## Short exercise
Reproduce the entries word for word, and omit any picture you find in them.
===============
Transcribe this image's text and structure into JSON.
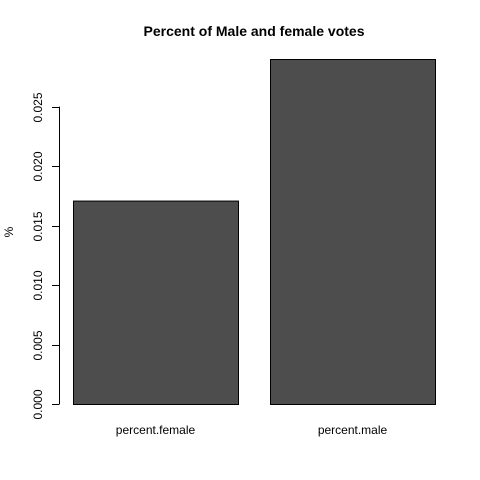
{
  "chart_data": {
    "type": "bar",
    "title": "Percent of Male and female votes",
    "xlabel": "",
    "ylabel": "%",
    "categories": [
      "percent.female",
      "percent.male"
    ],
    "values": [
      0.0171,
      0.029
    ],
    "ylim": [
      0,
      0.029
    ],
    "yticks": [
      0.0,
      0.005,
      0.01,
      0.015,
      0.02,
      0.025
    ],
    "ytick_labels": [
      "0.000",
      "0.005",
      "0.010",
      "0.015",
      "0.020",
      "0.025"
    ],
    "grid": false,
    "legend": "none",
    "bar_color": "#4d4d4d",
    "bar_edge_color": "#000000"
  }
}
===============
## Written response
Transcribe this image's text and structure into JSON.
{
  "chart_data": {
    "type": "bar",
    "title": "Percent of Male and female votes",
    "xlabel": "",
    "ylabel": "%",
    "categories": [
      "percent.female",
      "percent.male"
    ],
    "values": [
      0.0171,
      0.029
    ],
    "ylim": [
      0,
      0.029
    ],
    "yticks": [
      0.0,
      0.005,
      0.01,
      0.015,
      0.02,
      0.025
    ],
    "ytick_labels": [
      "0.000",
      "0.005",
      "0.010",
      "0.015",
      "0.020",
      "0.025"
    ],
    "grid": false,
    "legend": "none",
    "bar_color": "#4d4d4d",
    "bar_edge_color": "#000000"
  }
}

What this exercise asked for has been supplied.